(Entries from a visual dataset)
###
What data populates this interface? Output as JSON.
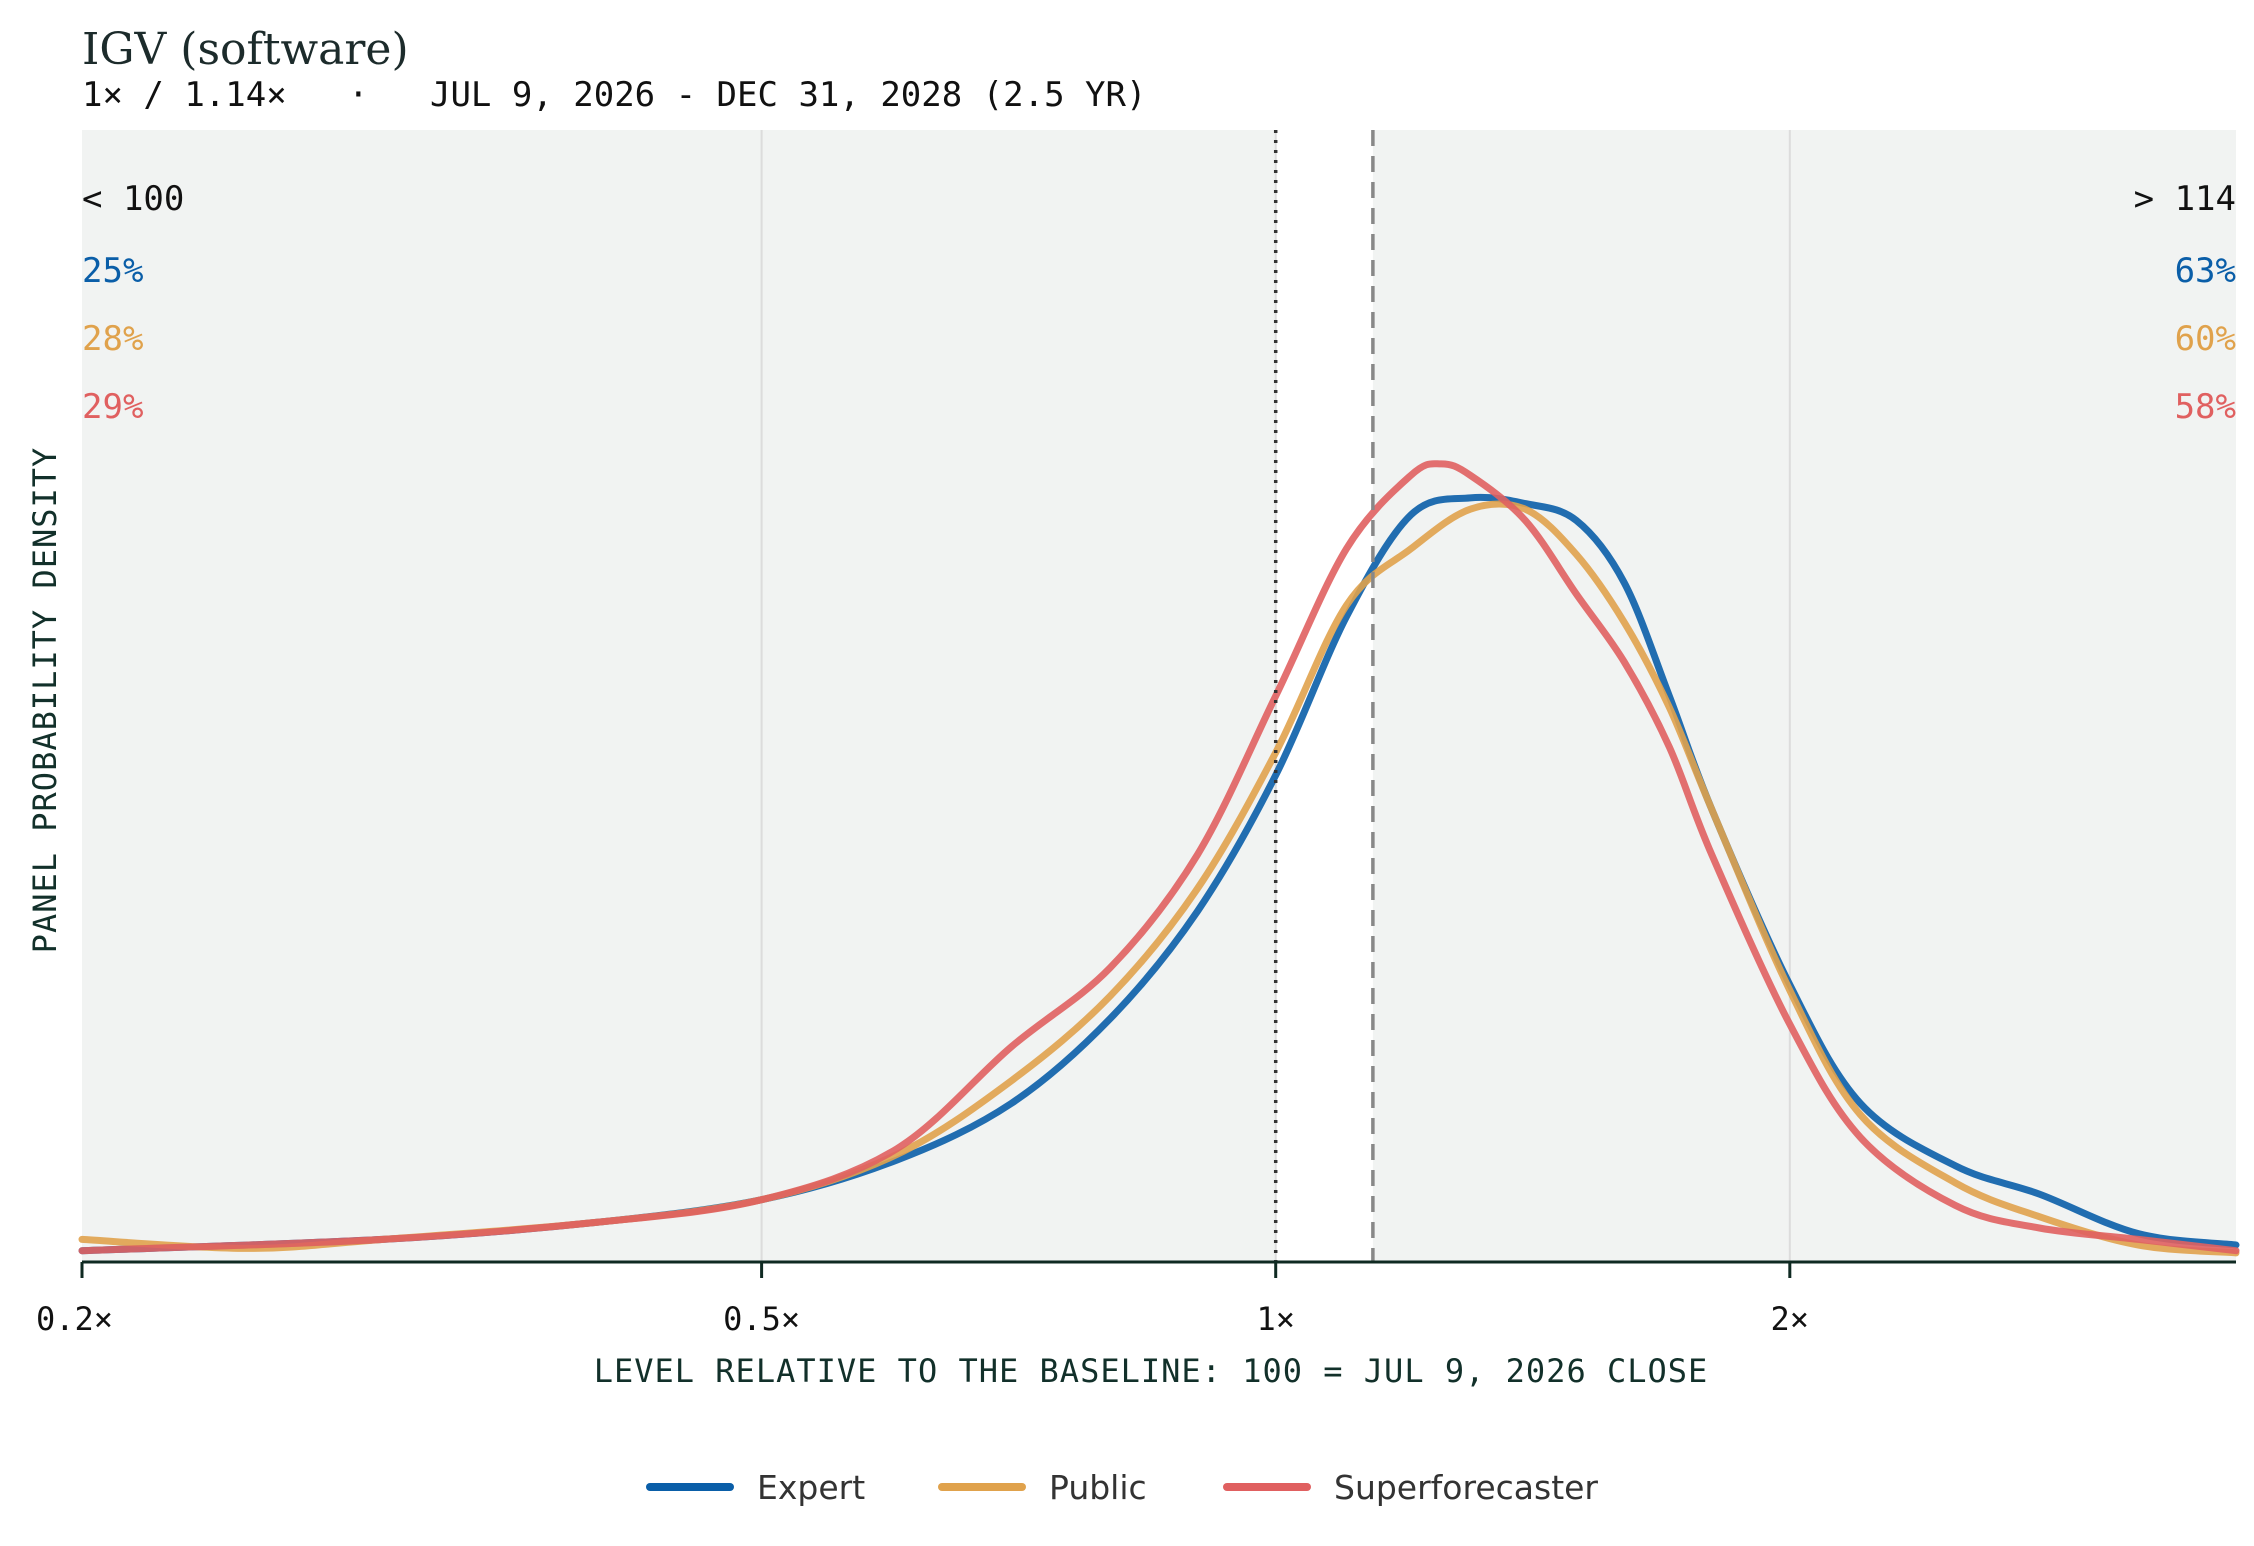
{
  "chart_data": {
    "type": "line",
    "title": "IGV (software)",
    "subtitle": "1× / 1.14×   ·   JUL 9, 2026 - DEC 31, 2028 (2.5 YR)",
    "xlabel": "LEVEL RELATIVE TO THE BASELINE: 100 = JUL 9, 2026 CLOSE",
    "ylabel": "PANEL PROBABILITY DENSITY",
    "x_scale": "log",
    "xlim": [
      0.2,
      3.65
    ],
    "ylim": [
      0,
      1.0
    ],
    "x_ticks": [
      {
        "value": 0.2,
        "label": "0.2×"
      },
      {
        "value": 0.5,
        "label": "0.5×"
      },
      {
        "value": 1,
        "label": "1×"
      },
      {
        "value": 2,
        "label": "2×"
      }
    ],
    "reference_lines": [
      {
        "value": 1.0,
        "style": "dotted",
        "color": "#333333"
      },
      {
        "value": 1.14,
        "style": "dashed",
        "color": "#888888"
      }
    ],
    "shaded_regions": [
      {
        "from": 0.2,
        "to": 1.0,
        "color": "#f1f3f2"
      },
      {
        "from": 1.14,
        "to": 3.65,
        "color": "#f1f3f2"
      }
    ],
    "tail_labels": {
      "left": {
        "label": "< 100",
        "values": [
          "25%",
          "28%",
          "29%"
        ]
      },
      "right": {
        "label": "> 114",
        "values": [
          "63%",
          "60%",
          "58%"
        ]
      }
    },
    "grid": "vertical at ticks",
    "legend_position": "bottom-center",
    "series": [
      {
        "name": "Expert",
        "color": "#0a5ea8",
        "x": [
          0.2,
          0.3,
          0.4,
          0.5,
          0.6,
          0.7,
          0.8,
          0.9,
          1.0,
          1.1,
          1.2,
          1.3,
          1.4,
          1.5,
          1.6,
          1.7,
          1.8,
          2.0,
          2.2,
          2.5,
          2.8,
          3.2,
          3.65
        ],
        "y": [
          0.01,
          0.02,
          0.035,
          0.055,
          0.09,
          0.14,
          0.215,
          0.31,
          0.43,
          0.57,
          0.66,
          0.675,
          0.67,
          0.655,
          0.6,
          0.5,
          0.4,
          0.245,
          0.14,
          0.085,
          0.06,
          0.025,
          0.015
        ]
      },
      {
        "name": "Public",
        "color": "#e0a24c",
        "x": [
          0.2,
          0.25,
          0.3,
          0.4,
          0.5,
          0.6,
          0.7,
          0.8,
          0.9,
          1.0,
          1.1,
          1.2,
          1.3,
          1.4,
          1.5,
          1.6,
          1.7,
          1.8,
          2.0,
          2.2,
          2.5,
          2.8,
          3.2,
          3.65
        ],
        "y": [
          0.02,
          0.012,
          0.02,
          0.035,
          0.055,
          0.095,
          0.16,
          0.235,
          0.33,
          0.45,
          0.58,
          0.63,
          0.665,
          0.665,
          0.625,
          0.565,
          0.49,
          0.4,
          0.24,
          0.13,
          0.07,
          0.04,
          0.015,
          0.008
        ]
      },
      {
        "name": "Superforecaster",
        "color": "#e06060",
        "x": [
          0.2,
          0.3,
          0.4,
          0.5,
          0.6,
          0.7,
          0.8,
          0.9,
          1.0,
          1.1,
          1.2,
          1.25,
          1.3,
          1.4,
          1.5,
          1.6,
          1.7,
          1.8,
          2.0,
          2.2,
          2.5,
          2.8,
          3.2,
          3.65
        ],
        "y": [
          0.01,
          0.02,
          0.035,
          0.055,
          0.1,
          0.19,
          0.26,
          0.36,
          0.5,
          0.63,
          0.695,
          0.705,
          0.695,
          0.655,
          0.59,
          0.53,
          0.455,
          0.36,
          0.21,
          0.11,
          0.05,
          0.03,
          0.02,
          0.01
        ]
      }
    ]
  }
}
###
Using the material above, copy every line in which the string "name" occurs.

        "name": "Expert",
        "name": "Public",
        "name": "Superforecaster",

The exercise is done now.